*PROMPT*:
Word for word, restate every line of the material.

*MATERIAL FOR THE TASK*:
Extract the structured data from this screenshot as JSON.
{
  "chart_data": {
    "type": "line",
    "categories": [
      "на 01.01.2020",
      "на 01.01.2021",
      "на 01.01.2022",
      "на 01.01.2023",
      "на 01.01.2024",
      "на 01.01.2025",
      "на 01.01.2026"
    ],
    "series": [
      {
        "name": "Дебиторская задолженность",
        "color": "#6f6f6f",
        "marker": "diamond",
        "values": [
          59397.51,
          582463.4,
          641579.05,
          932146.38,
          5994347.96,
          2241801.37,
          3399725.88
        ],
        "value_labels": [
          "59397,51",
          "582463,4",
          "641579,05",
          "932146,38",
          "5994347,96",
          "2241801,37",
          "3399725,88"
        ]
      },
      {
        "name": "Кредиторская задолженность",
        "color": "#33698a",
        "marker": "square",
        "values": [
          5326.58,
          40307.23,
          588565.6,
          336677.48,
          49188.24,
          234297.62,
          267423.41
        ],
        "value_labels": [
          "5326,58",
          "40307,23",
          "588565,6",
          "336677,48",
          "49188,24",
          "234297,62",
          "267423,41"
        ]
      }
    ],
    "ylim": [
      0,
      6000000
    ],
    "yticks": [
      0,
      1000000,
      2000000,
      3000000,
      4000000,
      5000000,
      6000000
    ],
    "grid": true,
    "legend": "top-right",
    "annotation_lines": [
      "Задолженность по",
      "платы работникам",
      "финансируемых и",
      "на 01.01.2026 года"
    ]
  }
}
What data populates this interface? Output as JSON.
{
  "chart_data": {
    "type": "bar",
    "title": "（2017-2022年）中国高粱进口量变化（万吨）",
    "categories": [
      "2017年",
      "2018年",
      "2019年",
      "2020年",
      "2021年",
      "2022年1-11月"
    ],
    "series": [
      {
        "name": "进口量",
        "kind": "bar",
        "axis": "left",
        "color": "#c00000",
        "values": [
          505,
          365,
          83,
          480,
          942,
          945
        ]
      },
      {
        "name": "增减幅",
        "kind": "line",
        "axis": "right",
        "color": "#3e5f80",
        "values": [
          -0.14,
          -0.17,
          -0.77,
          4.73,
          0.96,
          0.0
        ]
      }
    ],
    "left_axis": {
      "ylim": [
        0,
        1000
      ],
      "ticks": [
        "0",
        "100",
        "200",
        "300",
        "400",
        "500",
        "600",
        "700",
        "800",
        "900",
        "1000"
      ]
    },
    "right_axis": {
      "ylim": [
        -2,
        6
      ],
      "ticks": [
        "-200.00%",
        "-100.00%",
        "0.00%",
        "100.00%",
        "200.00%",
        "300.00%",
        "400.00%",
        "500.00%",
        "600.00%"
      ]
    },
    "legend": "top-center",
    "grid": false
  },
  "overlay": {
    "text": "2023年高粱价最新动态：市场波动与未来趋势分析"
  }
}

*TASK SOLUTION*:
Extract the structured data from this screenshot as JSON.
{
  "chart_data": {
    "type": "line",
    "categories": [
      "на 01.01.2020",
      "на 01.01.2021",
      "на 01.01.2022",
      "на 01.01.2023",
      "на 01.01.2024",
      "на 01.01.2025",
      "на 01.01.2026"
    ],
    "series": [
      {
        "name": "Дебиторская задолженность",
        "color": "#6f6f6f",
        "marker": "diamond",
        "values": [
          59397.51,
          582463.4,
          641579.05,
          932146.38,
          5994347.96,
          2241801.37,
          3399725.88
        ],
        "value_labels": [
          "59397,51",
          "582463,4",
          "641579,05",
          "932146,38",
          "5994347,96",
          "2241801,37",
          "3399725,88"
        ]
      },
      {
        "name": "Кредиторская задолженность",
        "color": "#33698a",
        "marker": "square",
        "values": [
          5326.58,
          40307.23,
          588565.6,
          336677.48,
          49188.24,
          234297.62,
          267423.41
        ],
        "value_labels": [
          "5326,58",
          "40307,23",
          "588565,6",
          "336677,48",
          "49188,24",
          "234297,62",
          "267423,41"
        ]
      }
    ],
    "ylim": [
      0,
      6000000
    ],
    "yticks": [
      0,
      1000000,
      2000000,
      3000000,
      4000000,
      5000000,
      6000000
    ],
    "grid": true,
    "legend": "top-right",
    "annotation_lines": [
      "Задолженность по",
      "платы работникам",
      "финансируемых и",
      "на 01.01.2026 года"
    ]
  }
}
What data populates this interface? Output as JSON.
{
  "chart_data": {
    "type": "bar",
    "title": "（2017-2022年）中国高粱进口量变化（万吨）",
    "categories": [
      "2017年",
      "2018年",
      "2019年",
      "2020年",
      "2021年",
      "2022年1-11月"
    ],
    "series": [
      {
        "name": "进口量",
        "kind": "bar",
        "axis": "left",
        "color": "#c00000",
        "values": [
          505,
          365,
          83,
          480,
          942,
          945
        ]
      },
      {
        "name": "增减幅",
        "kind": "line",
        "axis": "right",
        "color": "#3e5f80",
        "values": [
          -0.14,
          -0.17,
          -0.77,
          4.73,
          0.96,
          0.0
        ]
      }
    ],
    "left_axis": {
      "ylim": [
        0,
        1000
      ],
      "ticks": [
        "0",
        "100",
        "200",
        "300",
        "400",
        "500",
        "600",
        "700",
        "800",
        "900",
        "1000"
      ]
    },
    "right_axis": {
      "ylim": [
        -2,
        6
      ],
      "ticks": [
        "-200.00%",
        "-100.00%",
        "0.00%",
        "100.00%",
        "200.00%",
        "300.00%",
        "400.00%",
        "500.00%",
        "600.00%"
      ]
    },
    "legend": "top-center",
    "grid": false
  },
  "overlay": {
    "text": "2023年高粱价最新动态：市场波动与未来趋势分析"
  }
}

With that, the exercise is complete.